### WRITTEN TASK
Tally how many lines include "impacts". The number is the whole answer.

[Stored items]
=-=-=-=-=

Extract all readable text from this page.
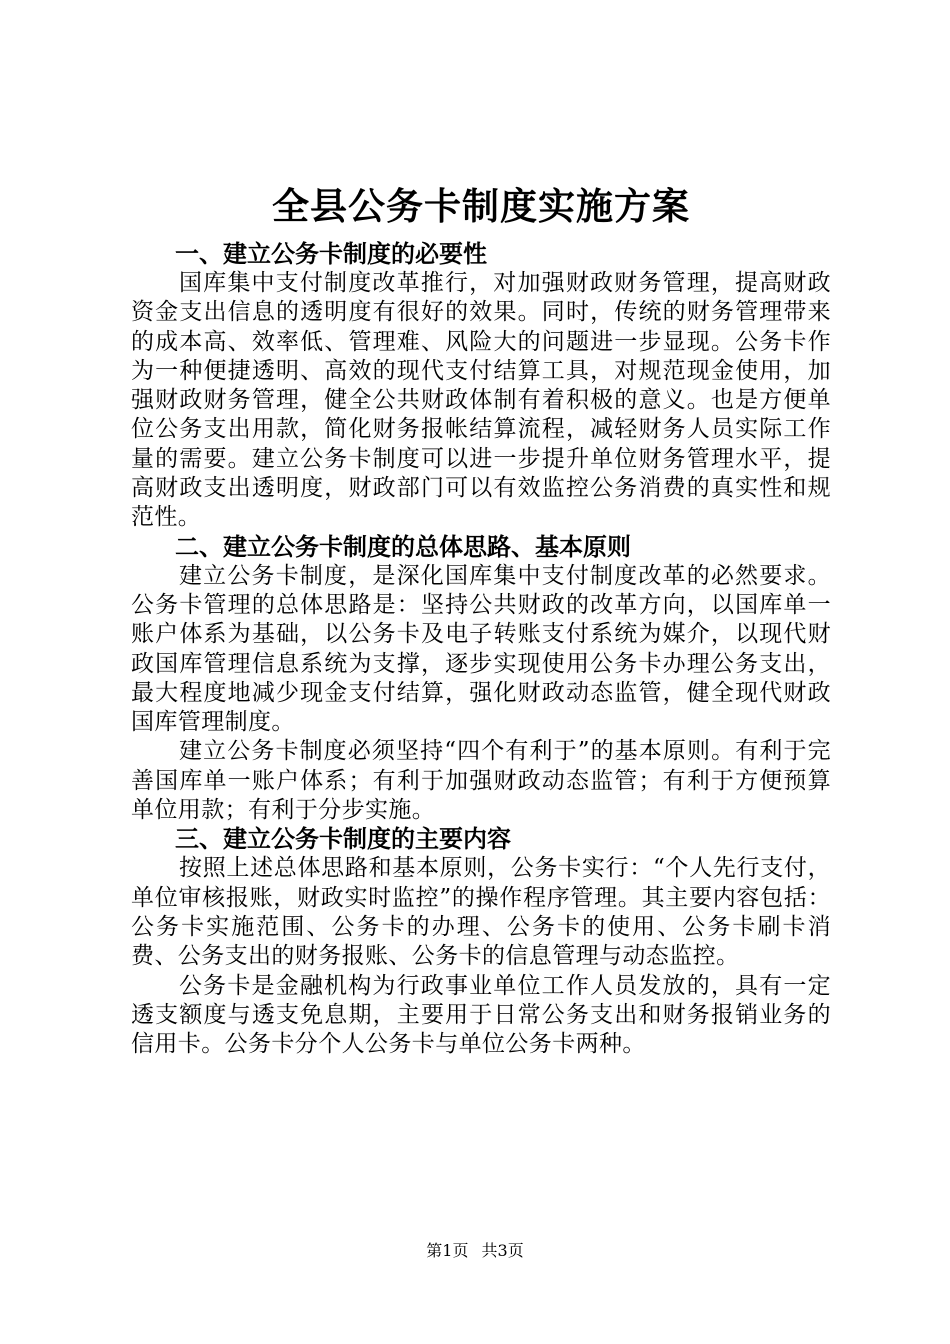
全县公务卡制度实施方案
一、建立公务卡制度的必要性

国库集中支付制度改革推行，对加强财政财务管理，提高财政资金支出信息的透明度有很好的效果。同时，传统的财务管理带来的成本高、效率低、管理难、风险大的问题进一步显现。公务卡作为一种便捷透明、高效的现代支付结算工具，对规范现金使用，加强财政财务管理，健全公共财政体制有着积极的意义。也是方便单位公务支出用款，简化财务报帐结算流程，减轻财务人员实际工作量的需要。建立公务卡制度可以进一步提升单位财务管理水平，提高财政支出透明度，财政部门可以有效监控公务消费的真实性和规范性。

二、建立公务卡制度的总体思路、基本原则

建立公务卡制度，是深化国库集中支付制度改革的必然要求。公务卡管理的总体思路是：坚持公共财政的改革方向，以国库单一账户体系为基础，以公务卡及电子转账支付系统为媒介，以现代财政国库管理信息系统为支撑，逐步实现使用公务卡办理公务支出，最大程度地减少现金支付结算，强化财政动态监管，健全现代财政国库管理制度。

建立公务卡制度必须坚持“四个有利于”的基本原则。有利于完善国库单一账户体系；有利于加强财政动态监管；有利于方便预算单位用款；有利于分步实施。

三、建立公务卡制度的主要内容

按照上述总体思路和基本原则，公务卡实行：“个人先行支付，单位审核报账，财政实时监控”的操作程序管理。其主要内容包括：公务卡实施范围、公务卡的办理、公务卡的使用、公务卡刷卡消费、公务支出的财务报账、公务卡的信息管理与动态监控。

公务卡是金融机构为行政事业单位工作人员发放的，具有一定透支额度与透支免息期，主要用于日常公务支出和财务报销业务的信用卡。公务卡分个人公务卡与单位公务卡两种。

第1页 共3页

=-=-=-=-=

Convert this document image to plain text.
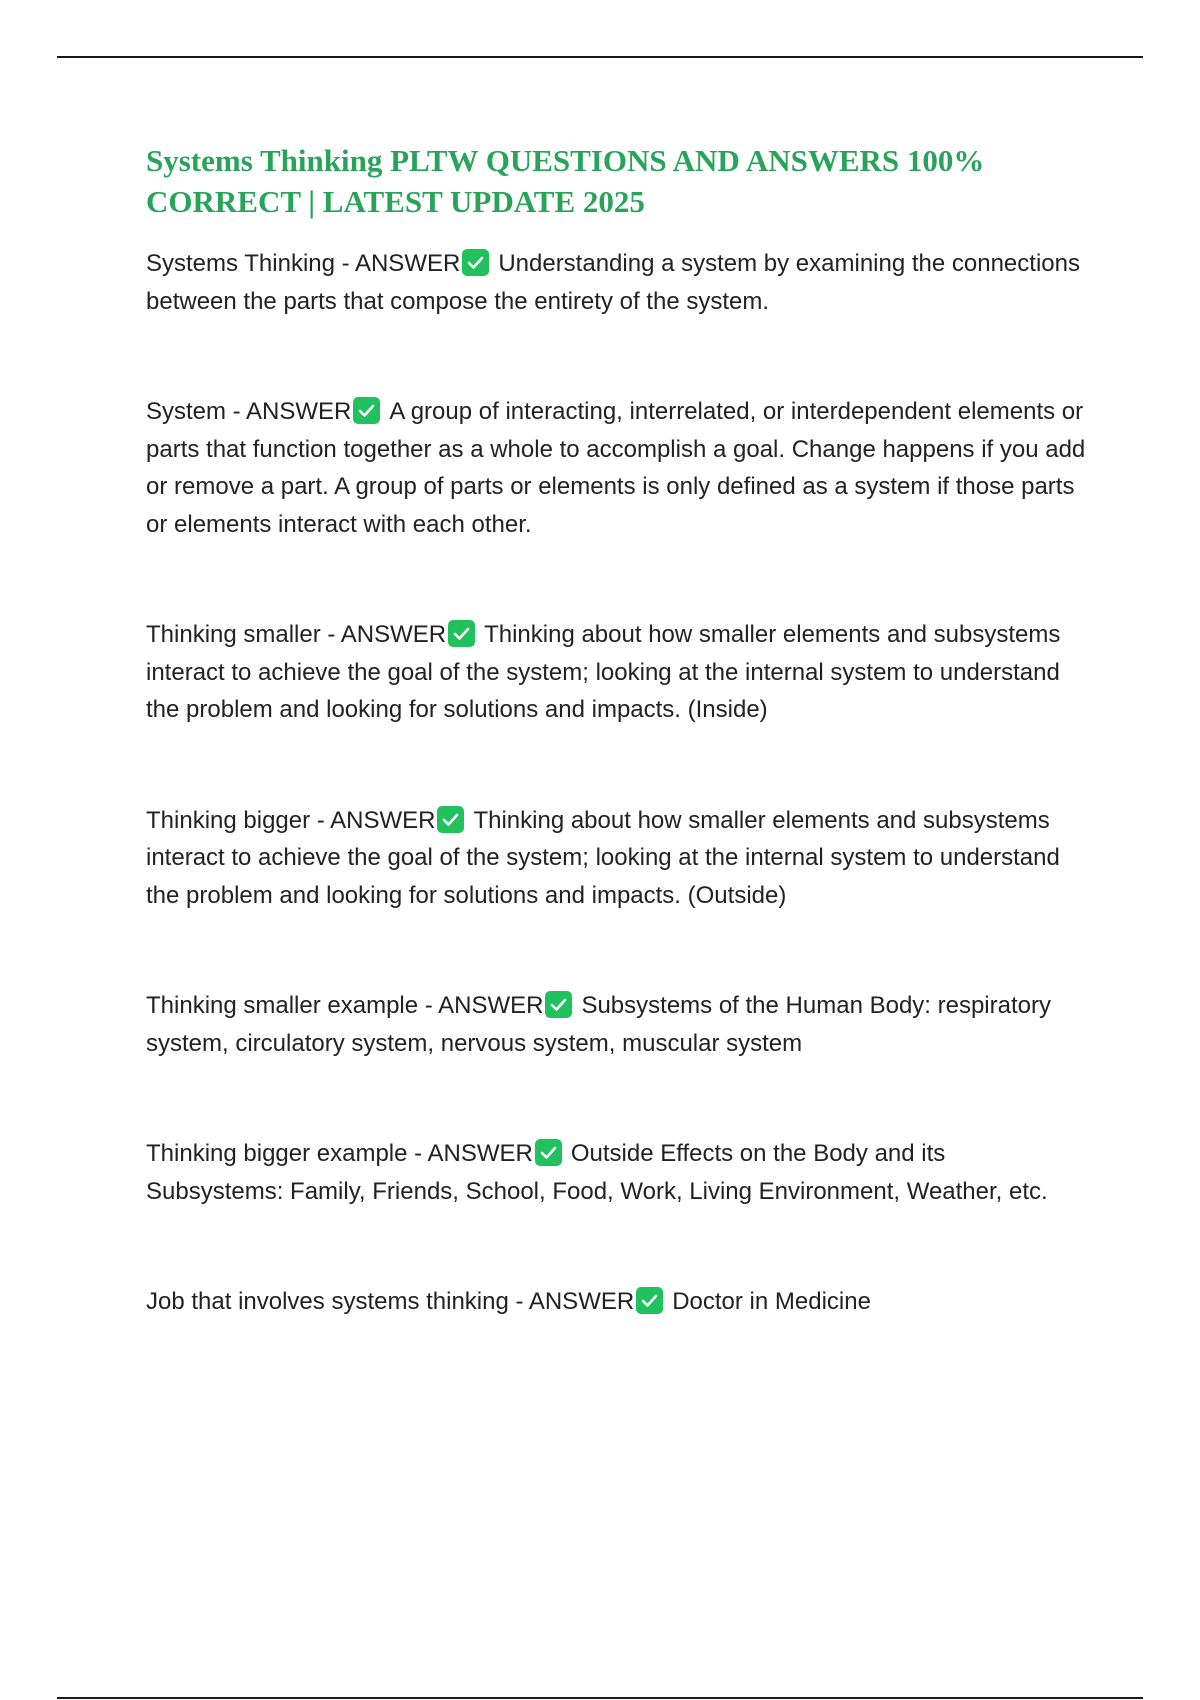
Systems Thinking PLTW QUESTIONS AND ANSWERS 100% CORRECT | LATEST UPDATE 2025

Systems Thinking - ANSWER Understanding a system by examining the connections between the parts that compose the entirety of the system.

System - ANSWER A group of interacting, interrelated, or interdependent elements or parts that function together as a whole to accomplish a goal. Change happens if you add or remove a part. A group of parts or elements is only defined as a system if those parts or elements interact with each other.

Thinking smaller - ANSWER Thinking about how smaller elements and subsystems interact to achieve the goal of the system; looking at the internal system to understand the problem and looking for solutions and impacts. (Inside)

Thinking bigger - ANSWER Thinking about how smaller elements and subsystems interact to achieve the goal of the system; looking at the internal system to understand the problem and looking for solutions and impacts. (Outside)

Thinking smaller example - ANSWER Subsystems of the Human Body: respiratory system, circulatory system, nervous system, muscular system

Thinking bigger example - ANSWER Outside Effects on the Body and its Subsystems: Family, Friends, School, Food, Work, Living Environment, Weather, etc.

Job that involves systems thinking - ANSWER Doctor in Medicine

=-=-=-=-=

### RESULT OF THE TASK
2